We did not have access to known negative minimotifs, so we generated a dataset that will serve as “negative” interactions that are comprised of proteins that are most likely not to interact. There are ∼500,000 known protein-protein interactions for >5,000 total proteins, but if all possible pairwise interactions are considered, then the number of true minimotifs is a very small fraction of the total possible number of all interacting protein pairs. For example, if there are ∼30,000 proteins for the ∼500,000 interactions, then the total number of possible pairing is 449,985,000. Thus, it is safe to assume that choosing randomly generated protein pairings represents “negative” minimotifs. Therefore, 20,000 entries of random pairs of source proteins and target proteins were sampled. Of these pairs, 3,153 had at least one cellular function and 3,706 of the pairs had at least one molecular function in the GO dataset. These entries were used as the “Negative” datasets. We then tested if any of these negative data points was in the positive dataset. In particular, for every minimotif in our database we generated all the (source, target) pairs. We assembled all of these pairs into a collection C. Followed by this, for every pair (A, B) in the negative dataset we checked if (A, B) was in C. None of these 20,000 pairs was in C. This is again a validation of the way we have picked the negative dataset.
Design and evaluation of the basic function filter algorithms
The basic function filter algorithms test whether at least one common or similar cellular/molecular function is shared by the given minimotif source protein and target protein. Given the minimotif source protein S, which contains the putative minimotif p, and a known or predicted associated target protein T, with the protein accession number alias table, find the list of cellular functions of each S, and T. Compare the two function lists to identify a set C of common cellular functions. The molecular function filter algorithm is identical except that it utilizes molecular functions F, instead of C.

#### EXCERPTED DATA:
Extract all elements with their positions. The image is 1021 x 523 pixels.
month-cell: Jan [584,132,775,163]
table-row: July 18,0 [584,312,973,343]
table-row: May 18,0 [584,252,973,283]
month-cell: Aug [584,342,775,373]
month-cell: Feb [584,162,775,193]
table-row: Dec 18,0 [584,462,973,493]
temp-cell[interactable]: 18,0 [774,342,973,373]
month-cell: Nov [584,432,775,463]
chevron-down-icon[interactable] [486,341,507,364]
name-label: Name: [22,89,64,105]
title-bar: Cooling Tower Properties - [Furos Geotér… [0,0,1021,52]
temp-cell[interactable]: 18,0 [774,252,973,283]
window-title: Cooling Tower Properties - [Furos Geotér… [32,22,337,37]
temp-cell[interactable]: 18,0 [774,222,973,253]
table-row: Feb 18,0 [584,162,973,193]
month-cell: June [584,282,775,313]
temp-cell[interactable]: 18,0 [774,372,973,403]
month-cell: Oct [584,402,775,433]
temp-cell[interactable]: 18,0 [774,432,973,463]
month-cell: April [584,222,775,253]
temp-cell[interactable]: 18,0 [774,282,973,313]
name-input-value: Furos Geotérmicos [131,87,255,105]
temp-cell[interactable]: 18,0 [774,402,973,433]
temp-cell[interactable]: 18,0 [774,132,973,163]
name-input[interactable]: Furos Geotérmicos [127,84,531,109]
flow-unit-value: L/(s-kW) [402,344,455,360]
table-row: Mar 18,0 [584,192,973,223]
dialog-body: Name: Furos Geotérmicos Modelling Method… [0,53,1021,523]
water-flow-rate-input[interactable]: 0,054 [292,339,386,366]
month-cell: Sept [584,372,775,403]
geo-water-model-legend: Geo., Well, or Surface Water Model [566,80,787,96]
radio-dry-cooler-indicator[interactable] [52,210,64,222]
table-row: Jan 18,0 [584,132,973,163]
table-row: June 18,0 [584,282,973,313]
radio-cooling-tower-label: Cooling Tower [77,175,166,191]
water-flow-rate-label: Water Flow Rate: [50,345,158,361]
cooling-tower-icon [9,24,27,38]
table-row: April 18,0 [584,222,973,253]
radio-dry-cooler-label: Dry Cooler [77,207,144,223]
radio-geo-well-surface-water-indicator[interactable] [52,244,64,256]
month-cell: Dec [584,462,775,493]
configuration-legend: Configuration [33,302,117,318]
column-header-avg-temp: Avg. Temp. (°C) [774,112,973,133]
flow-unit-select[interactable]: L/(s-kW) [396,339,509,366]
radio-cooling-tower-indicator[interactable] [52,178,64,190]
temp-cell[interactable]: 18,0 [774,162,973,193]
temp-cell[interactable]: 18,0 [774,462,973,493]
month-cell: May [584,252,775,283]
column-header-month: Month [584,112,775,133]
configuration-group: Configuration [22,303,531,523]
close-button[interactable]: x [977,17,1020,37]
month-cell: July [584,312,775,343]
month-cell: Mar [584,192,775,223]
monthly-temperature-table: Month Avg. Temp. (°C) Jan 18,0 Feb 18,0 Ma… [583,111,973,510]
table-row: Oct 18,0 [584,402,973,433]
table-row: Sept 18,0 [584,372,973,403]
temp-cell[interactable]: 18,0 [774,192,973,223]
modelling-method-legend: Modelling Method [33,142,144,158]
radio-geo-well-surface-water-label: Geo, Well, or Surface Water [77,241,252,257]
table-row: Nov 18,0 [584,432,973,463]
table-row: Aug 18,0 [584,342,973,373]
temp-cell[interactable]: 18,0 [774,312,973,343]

#### EXERCISE PROMPT:
According to the passage on negative minimotif datasets, how many of the randomly sampled pairs had at least one molecular function in the GO dataset? The records are separate material and are not connected to the text.

#### ANSWER BELOW:
3,706 of the pairs had at least one molecular function.